▸ **REQUIRED TASK**: From the data that follows, copy every line holding the string "screenshot".

▸ **RECORDS PROVIDED**:
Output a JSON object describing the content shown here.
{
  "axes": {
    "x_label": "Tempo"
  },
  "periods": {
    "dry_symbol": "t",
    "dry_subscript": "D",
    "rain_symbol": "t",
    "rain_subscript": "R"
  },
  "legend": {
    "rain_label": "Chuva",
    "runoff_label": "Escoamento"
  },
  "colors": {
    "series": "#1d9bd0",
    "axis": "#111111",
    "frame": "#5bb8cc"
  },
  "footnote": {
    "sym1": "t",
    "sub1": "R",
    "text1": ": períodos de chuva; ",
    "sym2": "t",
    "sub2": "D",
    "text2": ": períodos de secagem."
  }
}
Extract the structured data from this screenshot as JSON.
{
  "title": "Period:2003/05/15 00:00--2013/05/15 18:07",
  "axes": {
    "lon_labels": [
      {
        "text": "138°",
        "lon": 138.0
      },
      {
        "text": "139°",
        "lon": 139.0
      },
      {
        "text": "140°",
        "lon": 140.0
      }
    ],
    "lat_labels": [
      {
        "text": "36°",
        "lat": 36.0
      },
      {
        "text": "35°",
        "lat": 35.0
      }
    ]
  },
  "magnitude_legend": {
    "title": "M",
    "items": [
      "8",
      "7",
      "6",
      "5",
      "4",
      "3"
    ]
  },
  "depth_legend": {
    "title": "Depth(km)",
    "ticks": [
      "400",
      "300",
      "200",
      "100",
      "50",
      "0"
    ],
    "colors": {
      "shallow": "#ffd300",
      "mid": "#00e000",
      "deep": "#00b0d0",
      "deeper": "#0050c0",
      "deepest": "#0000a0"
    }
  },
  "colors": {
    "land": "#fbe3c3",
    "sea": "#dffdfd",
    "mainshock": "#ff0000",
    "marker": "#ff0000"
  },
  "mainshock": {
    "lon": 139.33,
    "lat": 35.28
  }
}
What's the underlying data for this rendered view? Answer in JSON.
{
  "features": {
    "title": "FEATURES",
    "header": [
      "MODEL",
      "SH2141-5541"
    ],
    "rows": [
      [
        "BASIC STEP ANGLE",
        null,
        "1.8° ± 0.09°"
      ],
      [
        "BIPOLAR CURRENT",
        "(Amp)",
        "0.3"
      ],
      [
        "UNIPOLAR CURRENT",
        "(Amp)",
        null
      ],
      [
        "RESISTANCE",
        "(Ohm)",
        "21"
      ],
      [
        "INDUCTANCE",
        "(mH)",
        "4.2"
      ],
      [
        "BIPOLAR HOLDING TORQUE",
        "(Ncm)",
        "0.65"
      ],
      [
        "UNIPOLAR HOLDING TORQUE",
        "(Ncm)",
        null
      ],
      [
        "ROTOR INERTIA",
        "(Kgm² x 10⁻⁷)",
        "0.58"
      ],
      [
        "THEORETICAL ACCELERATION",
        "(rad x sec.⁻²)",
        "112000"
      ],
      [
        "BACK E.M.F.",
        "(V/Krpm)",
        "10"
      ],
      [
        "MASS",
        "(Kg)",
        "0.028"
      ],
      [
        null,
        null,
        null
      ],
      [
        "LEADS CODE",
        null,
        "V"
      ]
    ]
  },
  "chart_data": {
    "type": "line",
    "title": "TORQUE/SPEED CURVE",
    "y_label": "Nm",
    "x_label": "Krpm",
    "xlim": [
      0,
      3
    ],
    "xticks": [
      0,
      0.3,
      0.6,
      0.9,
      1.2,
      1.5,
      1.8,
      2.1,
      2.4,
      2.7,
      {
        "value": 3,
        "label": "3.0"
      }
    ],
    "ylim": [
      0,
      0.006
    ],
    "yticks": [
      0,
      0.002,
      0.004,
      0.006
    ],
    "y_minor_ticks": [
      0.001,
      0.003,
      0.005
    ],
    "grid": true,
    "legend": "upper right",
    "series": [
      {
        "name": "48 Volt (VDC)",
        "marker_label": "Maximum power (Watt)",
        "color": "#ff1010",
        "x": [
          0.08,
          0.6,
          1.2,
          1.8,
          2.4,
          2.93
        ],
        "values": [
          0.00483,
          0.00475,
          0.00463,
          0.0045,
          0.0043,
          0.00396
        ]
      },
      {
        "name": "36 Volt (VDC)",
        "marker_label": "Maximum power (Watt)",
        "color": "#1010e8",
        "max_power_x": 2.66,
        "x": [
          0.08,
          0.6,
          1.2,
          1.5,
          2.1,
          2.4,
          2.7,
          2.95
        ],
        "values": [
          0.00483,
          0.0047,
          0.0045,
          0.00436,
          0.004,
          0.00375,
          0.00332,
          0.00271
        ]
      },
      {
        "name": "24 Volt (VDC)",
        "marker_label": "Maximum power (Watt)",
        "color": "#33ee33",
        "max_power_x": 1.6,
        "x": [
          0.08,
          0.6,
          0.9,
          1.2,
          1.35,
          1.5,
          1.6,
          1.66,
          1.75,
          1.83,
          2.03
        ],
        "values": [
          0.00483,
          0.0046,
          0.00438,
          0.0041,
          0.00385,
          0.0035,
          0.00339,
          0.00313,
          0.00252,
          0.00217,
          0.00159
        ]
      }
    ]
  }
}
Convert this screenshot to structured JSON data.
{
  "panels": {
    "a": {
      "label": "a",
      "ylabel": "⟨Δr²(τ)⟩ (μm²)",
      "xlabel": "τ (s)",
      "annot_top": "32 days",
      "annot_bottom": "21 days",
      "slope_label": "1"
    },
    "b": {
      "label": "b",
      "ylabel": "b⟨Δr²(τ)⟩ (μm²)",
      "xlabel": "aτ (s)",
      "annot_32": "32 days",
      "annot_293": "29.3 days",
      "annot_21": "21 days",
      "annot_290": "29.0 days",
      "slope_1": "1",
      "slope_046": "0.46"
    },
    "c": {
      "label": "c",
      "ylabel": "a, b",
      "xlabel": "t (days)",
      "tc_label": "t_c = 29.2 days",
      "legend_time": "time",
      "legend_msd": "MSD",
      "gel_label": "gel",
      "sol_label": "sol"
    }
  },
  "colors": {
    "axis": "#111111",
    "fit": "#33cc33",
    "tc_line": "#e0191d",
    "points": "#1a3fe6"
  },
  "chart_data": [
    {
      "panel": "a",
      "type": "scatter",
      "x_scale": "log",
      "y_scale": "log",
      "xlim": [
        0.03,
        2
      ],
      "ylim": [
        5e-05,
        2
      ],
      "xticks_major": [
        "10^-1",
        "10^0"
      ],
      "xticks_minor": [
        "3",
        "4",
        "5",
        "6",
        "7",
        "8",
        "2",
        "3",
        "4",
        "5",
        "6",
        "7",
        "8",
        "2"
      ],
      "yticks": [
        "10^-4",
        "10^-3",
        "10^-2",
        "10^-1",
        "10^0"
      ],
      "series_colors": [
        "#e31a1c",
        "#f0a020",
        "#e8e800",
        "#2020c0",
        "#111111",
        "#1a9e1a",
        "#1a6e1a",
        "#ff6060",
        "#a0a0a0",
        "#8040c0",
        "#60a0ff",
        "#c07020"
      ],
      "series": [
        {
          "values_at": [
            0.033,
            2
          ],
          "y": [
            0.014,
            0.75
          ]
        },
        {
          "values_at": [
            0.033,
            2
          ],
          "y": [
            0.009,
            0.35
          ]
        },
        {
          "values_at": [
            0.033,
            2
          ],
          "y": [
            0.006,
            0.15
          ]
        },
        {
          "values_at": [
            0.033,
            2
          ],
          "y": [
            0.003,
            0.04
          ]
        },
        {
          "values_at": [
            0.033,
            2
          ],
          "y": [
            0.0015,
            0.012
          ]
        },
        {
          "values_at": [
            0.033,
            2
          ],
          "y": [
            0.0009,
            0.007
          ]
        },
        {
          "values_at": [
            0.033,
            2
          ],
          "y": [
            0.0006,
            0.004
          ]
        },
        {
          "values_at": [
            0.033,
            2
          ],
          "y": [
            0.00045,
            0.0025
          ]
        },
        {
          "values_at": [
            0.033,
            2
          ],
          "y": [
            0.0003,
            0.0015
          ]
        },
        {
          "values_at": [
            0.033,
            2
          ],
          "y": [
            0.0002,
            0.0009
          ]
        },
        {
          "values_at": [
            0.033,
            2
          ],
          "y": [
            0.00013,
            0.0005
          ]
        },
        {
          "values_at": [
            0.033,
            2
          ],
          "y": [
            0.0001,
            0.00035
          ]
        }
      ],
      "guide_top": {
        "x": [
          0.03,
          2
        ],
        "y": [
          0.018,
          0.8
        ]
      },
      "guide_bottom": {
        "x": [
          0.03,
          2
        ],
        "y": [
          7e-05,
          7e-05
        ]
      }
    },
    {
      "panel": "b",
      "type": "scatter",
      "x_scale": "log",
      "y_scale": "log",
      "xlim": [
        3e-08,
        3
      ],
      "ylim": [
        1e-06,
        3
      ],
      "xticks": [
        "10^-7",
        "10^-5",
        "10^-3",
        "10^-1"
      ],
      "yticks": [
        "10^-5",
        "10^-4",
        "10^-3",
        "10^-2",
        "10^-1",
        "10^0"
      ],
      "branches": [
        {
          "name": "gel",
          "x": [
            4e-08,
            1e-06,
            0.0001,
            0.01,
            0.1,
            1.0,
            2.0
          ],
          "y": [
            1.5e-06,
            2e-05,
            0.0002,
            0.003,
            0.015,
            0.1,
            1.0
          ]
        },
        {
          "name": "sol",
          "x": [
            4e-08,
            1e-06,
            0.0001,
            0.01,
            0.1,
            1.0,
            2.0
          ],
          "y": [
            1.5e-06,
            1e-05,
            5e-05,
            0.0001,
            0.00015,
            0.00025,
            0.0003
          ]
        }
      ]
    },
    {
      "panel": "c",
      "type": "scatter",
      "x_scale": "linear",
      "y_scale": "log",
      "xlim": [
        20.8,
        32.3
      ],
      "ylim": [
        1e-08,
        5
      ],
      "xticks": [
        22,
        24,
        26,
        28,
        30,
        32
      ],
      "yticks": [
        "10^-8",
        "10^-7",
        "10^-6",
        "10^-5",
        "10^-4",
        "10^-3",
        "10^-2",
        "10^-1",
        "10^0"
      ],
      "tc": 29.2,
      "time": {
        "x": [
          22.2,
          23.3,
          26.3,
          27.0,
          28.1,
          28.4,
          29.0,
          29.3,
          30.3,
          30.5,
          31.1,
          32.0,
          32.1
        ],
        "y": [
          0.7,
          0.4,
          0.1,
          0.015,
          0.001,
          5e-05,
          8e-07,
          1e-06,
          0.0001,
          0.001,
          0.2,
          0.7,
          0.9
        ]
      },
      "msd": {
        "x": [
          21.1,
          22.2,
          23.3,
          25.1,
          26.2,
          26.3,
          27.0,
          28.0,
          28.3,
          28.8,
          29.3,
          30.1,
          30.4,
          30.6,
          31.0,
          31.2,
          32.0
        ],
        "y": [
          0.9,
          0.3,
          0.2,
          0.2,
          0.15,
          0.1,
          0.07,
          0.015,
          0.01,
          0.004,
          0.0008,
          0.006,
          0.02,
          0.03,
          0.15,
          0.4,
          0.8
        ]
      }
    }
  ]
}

▸ **OUTPUT FOR THIS TASK**:
Extract the structured data from this screenshot as JSON.
Convert this screenshot to structured JSON data.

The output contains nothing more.